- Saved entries
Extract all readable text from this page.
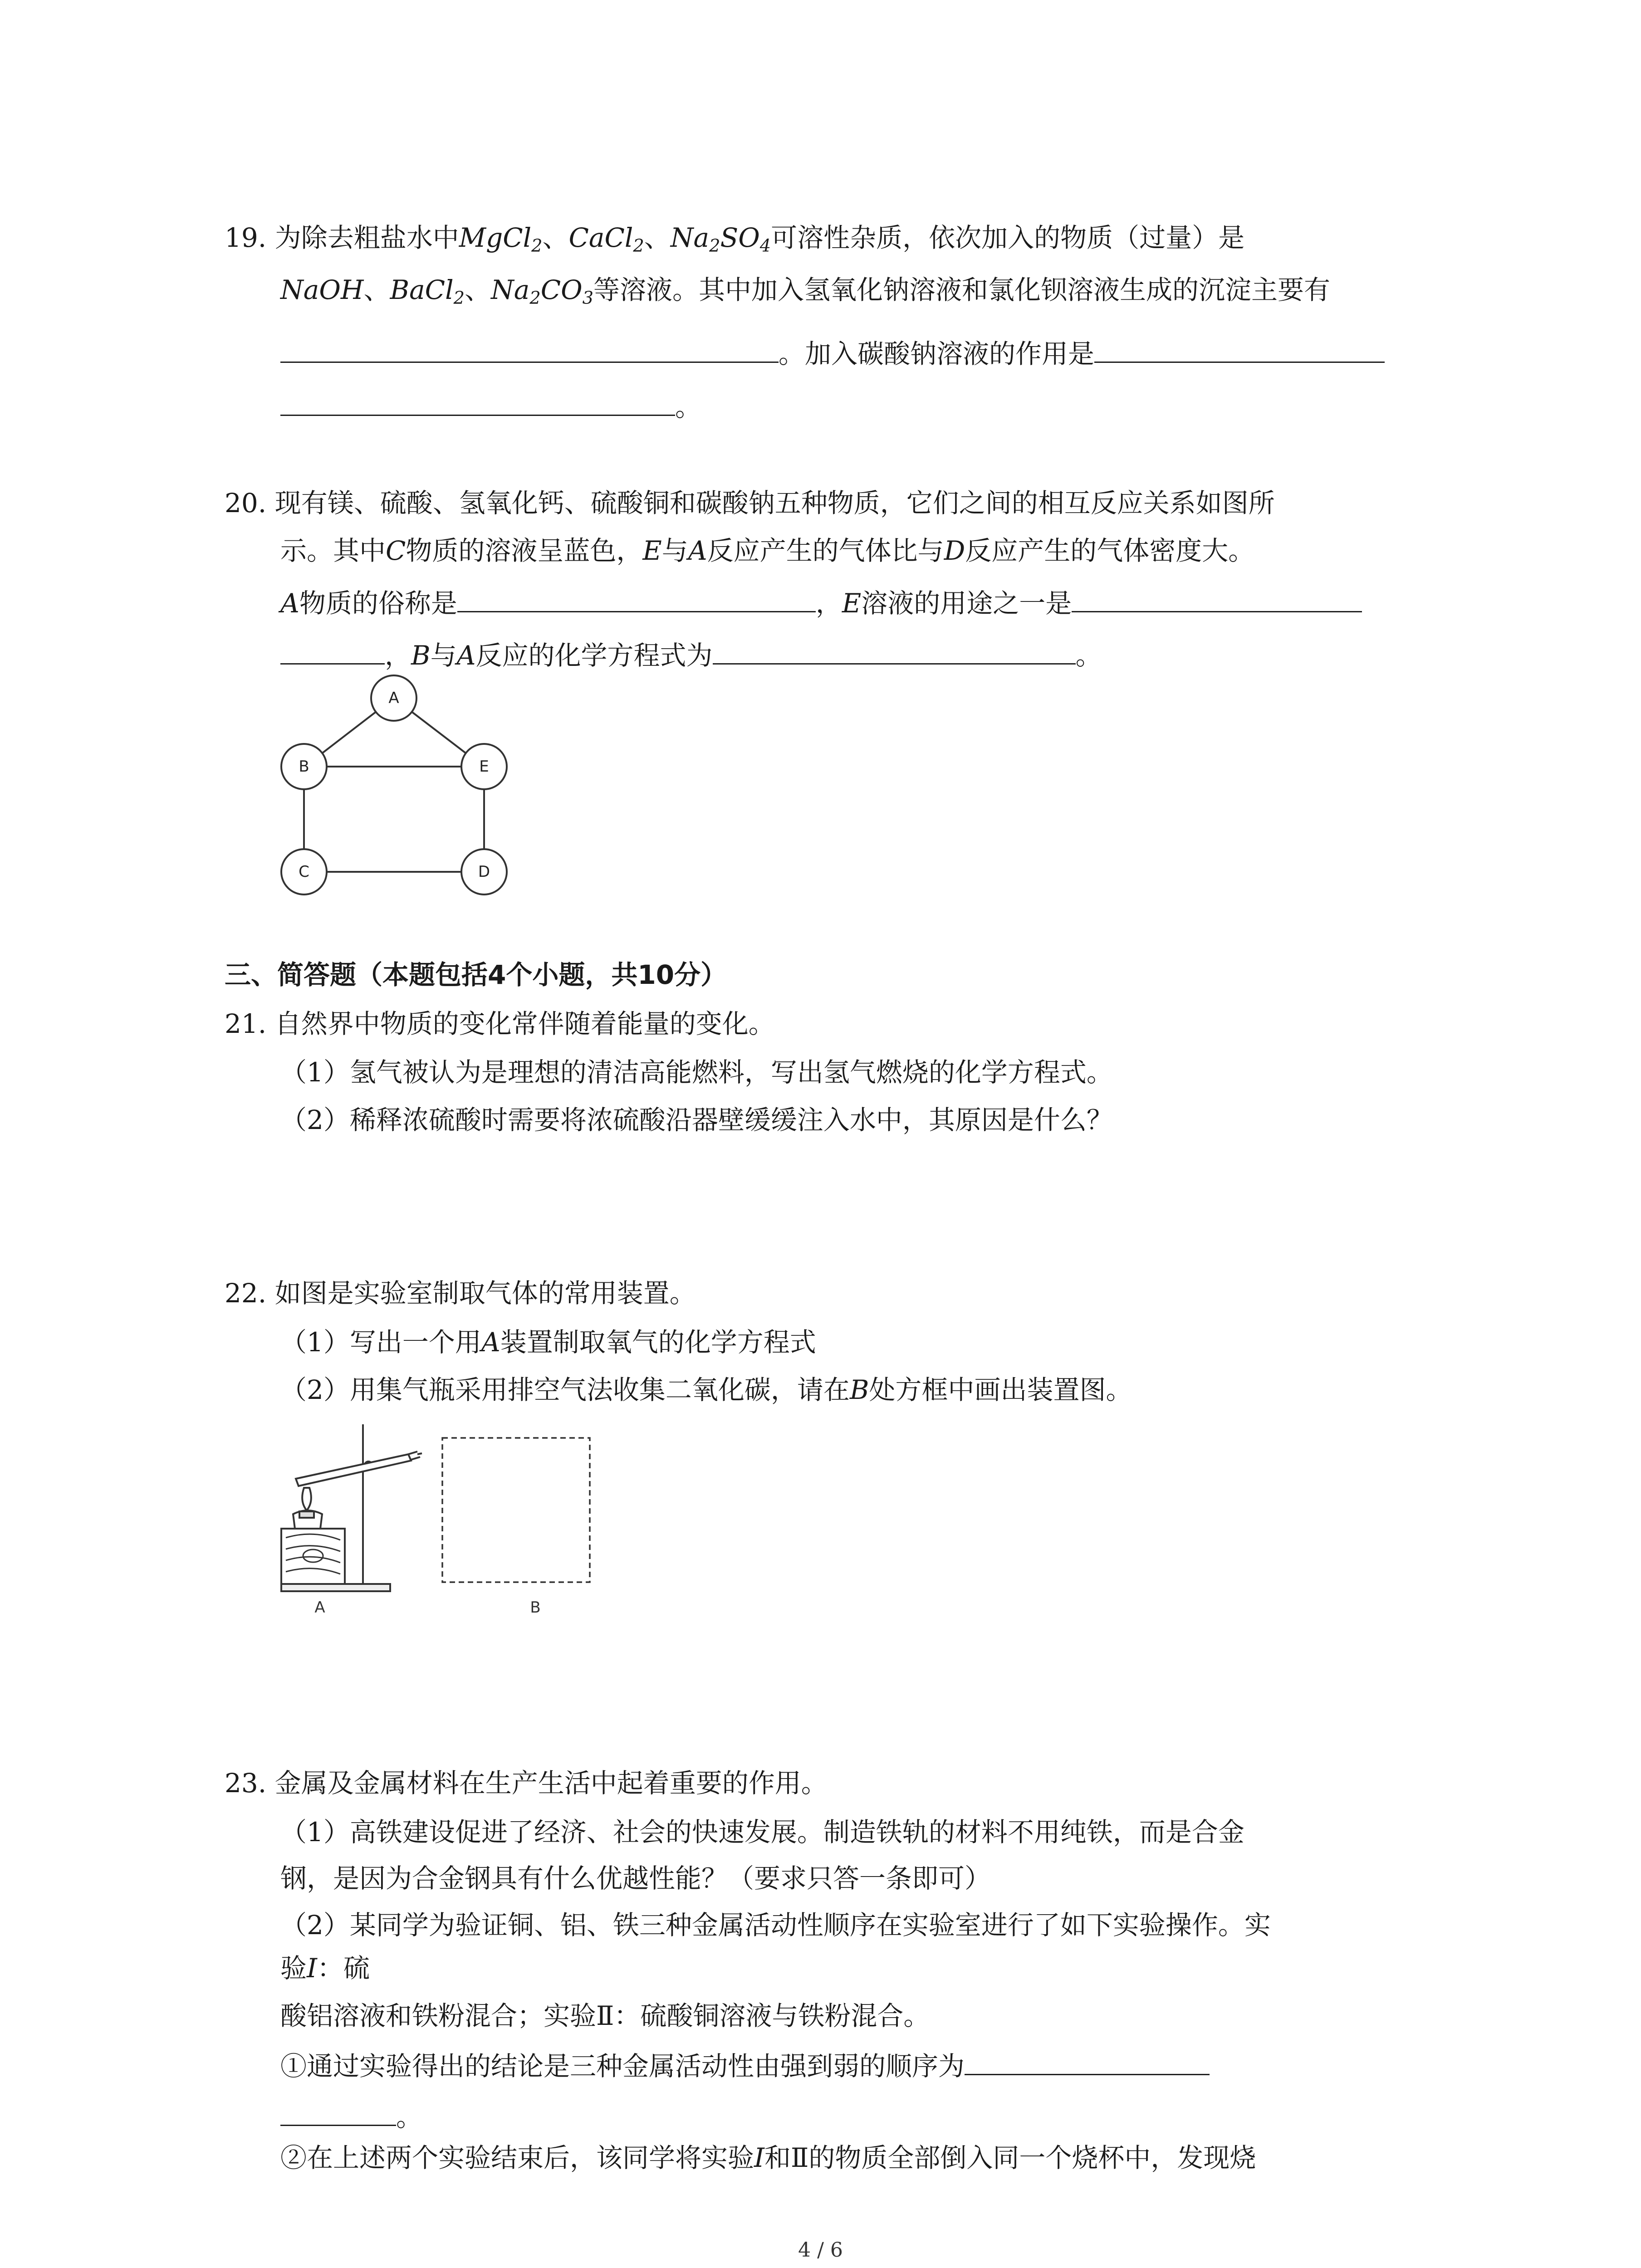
19. 为除去粗盐水中MgCl$_2$、CaCl$_2$、$Na_2SO_4$可溶性杂质，依次加入的物质（过量）是
NaOH、BaCl$_2$、$Na_2CO_3$等溶液。其中加入氢氧化钠溶液和氯化钡溶液生成的沉淀主要有
。加入碳酸钠溶液的作用是
。
20. 现有镁、硫酸、氢氧化钙、硫酸铜和碳酸钠五种物质，它们之间的相互反应关系如图所
示。其中C物质的溶液呈蓝色，E与A反应产生的气体比与D反应产生的气体密度大。
A物质的俗称是	，E溶液的用途之一是
，B与A反应的化学方程式为	。
A
B	E
C	D
三、简答题（本题包括4个小题，共10分）
21. 自然界中物质的变化常伴随着能量的变化。
（1）氢气被认为是理想的清洁高能燃料，写出氢气燃烧的化学方程式。
（2）稀释浓硫酸时需要将浓硫酸沿器壁缓缓注入水中，其原因是什么？
22. 如图是实验室制取气体的常用装置。
（1）写出一个用A装置制取氧气的化学方程式
（2）用集气瓶采用排空气法收集二氧化碳，请在B处方框中画出装置图。
A	B
23. 金属及金属材料在生产生活中起着重要的作用。
（1）高铁建设促进了经济、社会的快速发展。制造铁轨的材料不用纯铁，而是合金
钢，是因为合金钢具有什么优越性能？（要求只答一条即可）
（2）某同学为验证铜、铝、铁三种金属活动性顺序在实验室进行了如下实验操作。实
验I：硫
酸铝溶液和铁粉混合；实验Ⅱ：硫酸铜溶液与铁粉混合。
①通过实验得出的结论是三种金属活动性由强到弱的顺序为
。
②在上述两个实验结束后，该同学将实验I和Ⅱ的物质全部倒入同一个烧杯中，发现烧
4 / 6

- TASK TO CARRY OUT
Give back each entry exactly as it appears, with no pictures.

- SOLVED PROBLEM
Extract all readable text from this page.
19. 为除去粗盐水中MgCl$_2$、CaCl$_2$、$Na_2SO_4$可溶性杂质，依次加入的物质（过量）是
NaOH、BaCl$_2$、$Na_2CO_3$等溶液。其中加入氢氧化钠溶液和氯化钡溶液生成的沉淀主要有
。加入碳酸钠溶液的作用是
。
20. 现有镁、硫酸、氢氧化钙、硫酸铜和碳酸钠五种物质，它们之间的相互反应关系如图所
示。其中C物质的溶液呈蓝色，E与A反应产生的气体比与D反应产生的气体密度大。
A物质的俗称是	，E溶液的用途之一是
，B与A反应的化学方程式为	。
A
B	E
C	D
三、简答题（本题包括4个小题，共10分）
21. 自然界中物质的变化常伴随着能量的变化。
（1）氢气被认为是理想的清洁高能燃料，写出氢气燃烧的化学方程式。
（2）稀释浓硫酸时需要将浓硫酸沿器壁缓缓注入水中，其原因是什么？
22. 如图是实验室制取气体的常用装置。
（1）写出一个用A装置制取氧气的化学方程式
（2）用集气瓶采用排空气法收集二氧化碳，请在B处方框中画出装置图。
A	B
23. 金属及金属材料在生产生活中起着重要的作用。
（1）高铁建设促进了经济、社会的快速发展。制造铁轨的材料不用纯铁，而是合金
钢，是因为合金钢具有什么优越性能？（要求只答一条即可）
（2）某同学为验证铜、铝、铁三种金属活动性顺序在实验室进行了如下实验操作。实
验I：硫
酸铝溶液和铁粉混合；实验Ⅱ：硫酸铜溶液与铁粉混合。
①通过实验得出的结论是三种金属活动性由强到弱的顺序为
。
②在上述两个实验结束后，该同学将实验I和Ⅱ的物质全部倒入同一个烧杯中，发现烧
4 / 6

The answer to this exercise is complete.